__Problem requirements__
Repeat the material verbatim and drop the pictures.

A block of data
* BEGIN *

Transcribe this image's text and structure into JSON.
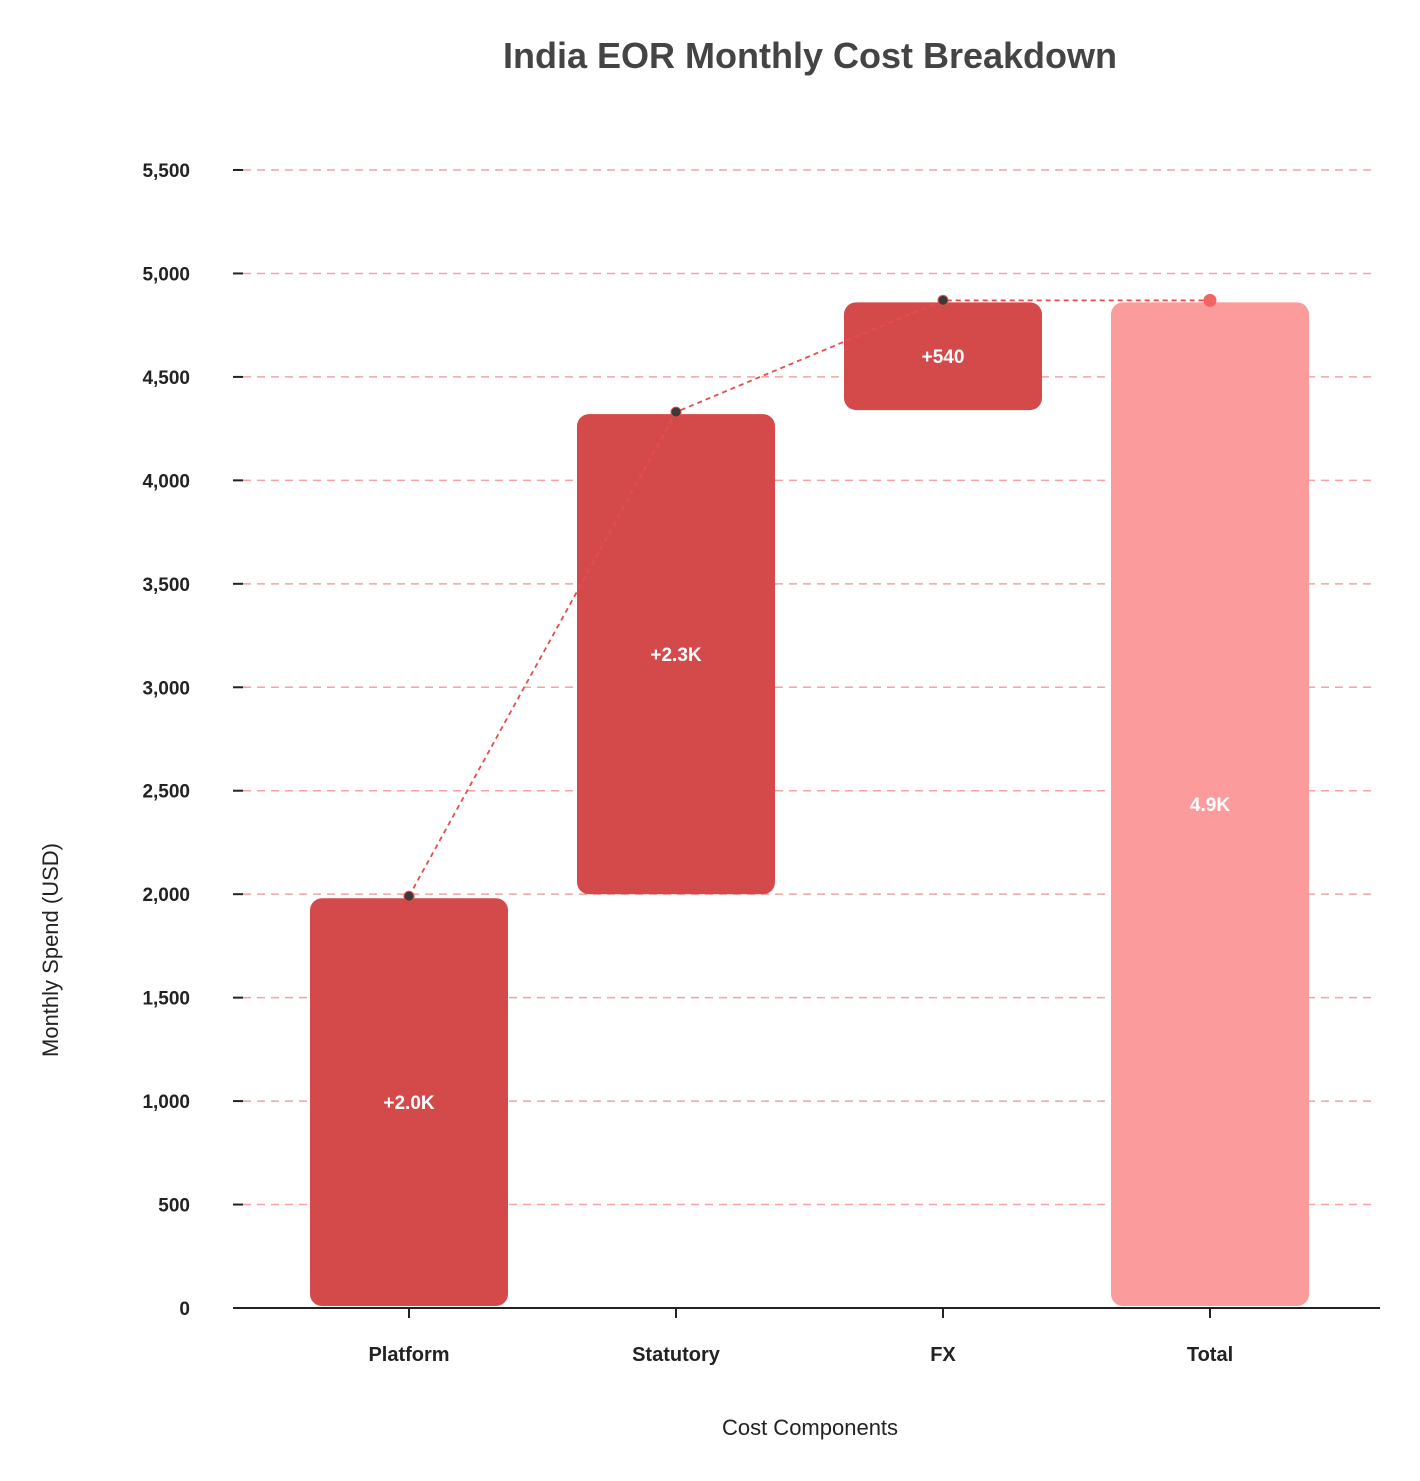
{
  "chart_data": {
    "type": "bar",
    "subtype": "waterfall",
    "title": "India EOR Monthly Cost Breakdown",
    "xlabel": "Cost Components",
    "ylabel": "Monthly Spend (USD)",
    "ylim": [
      0,
      5500
    ],
    "yticks": [
      0,
      500,
      1000,
      1500,
      2000,
      2500,
      3000,
      3500,
      4000,
      4500,
      5000,
      5500
    ],
    "ytick_labels": [
      "0",
      "500",
      "1,000",
      "1,500",
      "2,000",
      "2,500",
      "3,000",
      "3,500",
      "4,000",
      "4,500",
      "5,000",
      "5,500"
    ],
    "grid": true,
    "categories": [
      "Platform",
      "Statutory",
      "FX",
      "Total"
    ],
    "steps": [
      {
        "category": "Platform",
        "base": 0,
        "value": 1990,
        "kind": "increase",
        "label": "+2.0K"
      },
      {
        "category": "Statutory",
        "base": 1990,
        "value": 2340,
        "kind": "increase",
        "label": "+2.3K"
      },
      {
        "category": "FX",
        "base": 4330,
        "value": 540,
        "kind": "increase",
        "label": "+540"
      },
      {
        "category": "Total",
        "base": 0,
        "value": 4870,
        "kind": "total",
        "label": "4.9K"
      }
    ],
    "colors": {
      "increase": "#d44a4a",
      "total": "#fc9b9b",
      "connector": "#e84c4c",
      "marker": "#3a3a3a",
      "total_marker": "#f26565",
      "grid": "#f4a3a3"
    }
  }
}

* END *

__Written response__
Transcribe this image's text and structure into JSON.
{
  "chart_data": {
    "type": "bar",
    "subtype": "waterfall",
    "title": "India EOR Monthly Cost Breakdown",
    "xlabel": "Cost Components",
    "ylabel": "Monthly Spend (USD)",
    "ylim": [
      0,
      5500
    ],
    "yticks": [
      0,
      500,
      1000,
      1500,
      2000,
      2500,
      3000,
      3500,
      4000,
      4500,
      5000,
      5500
    ],
    "ytick_labels": [
      "0",
      "500",
      "1,000",
      "1,500",
      "2,000",
      "2,500",
      "3,000",
      "3,500",
      "4,000",
      "4,500",
      "5,000",
      "5,500"
    ],
    "grid": true,
    "categories": [
      "Platform",
      "Statutory",
      "FX",
      "Total"
    ],
    "steps": [
      {
        "category": "Platform",
        "base": 0,
        "value": 1990,
        "kind": "increase",
        "label": "+2.0K"
      },
      {
        "category": "Statutory",
        "base": 1990,
        "value": 2340,
        "kind": "increase",
        "label": "+2.3K"
      },
      {
        "category": "FX",
        "base": 4330,
        "value": 540,
        "kind": "increase",
        "label": "+540"
      },
      {
        "category": "Total",
        "base": 0,
        "value": 4870,
        "kind": "total",
        "label": "4.9K"
      }
    ],
    "colors": {
      "increase": "#d44a4a",
      "total": "#fc9b9b",
      "connector": "#e84c4c",
      "marker": "#3a3a3a",
      "total_marker": "#f26565",
      "grid": "#f4a3a3"
    }
  }
}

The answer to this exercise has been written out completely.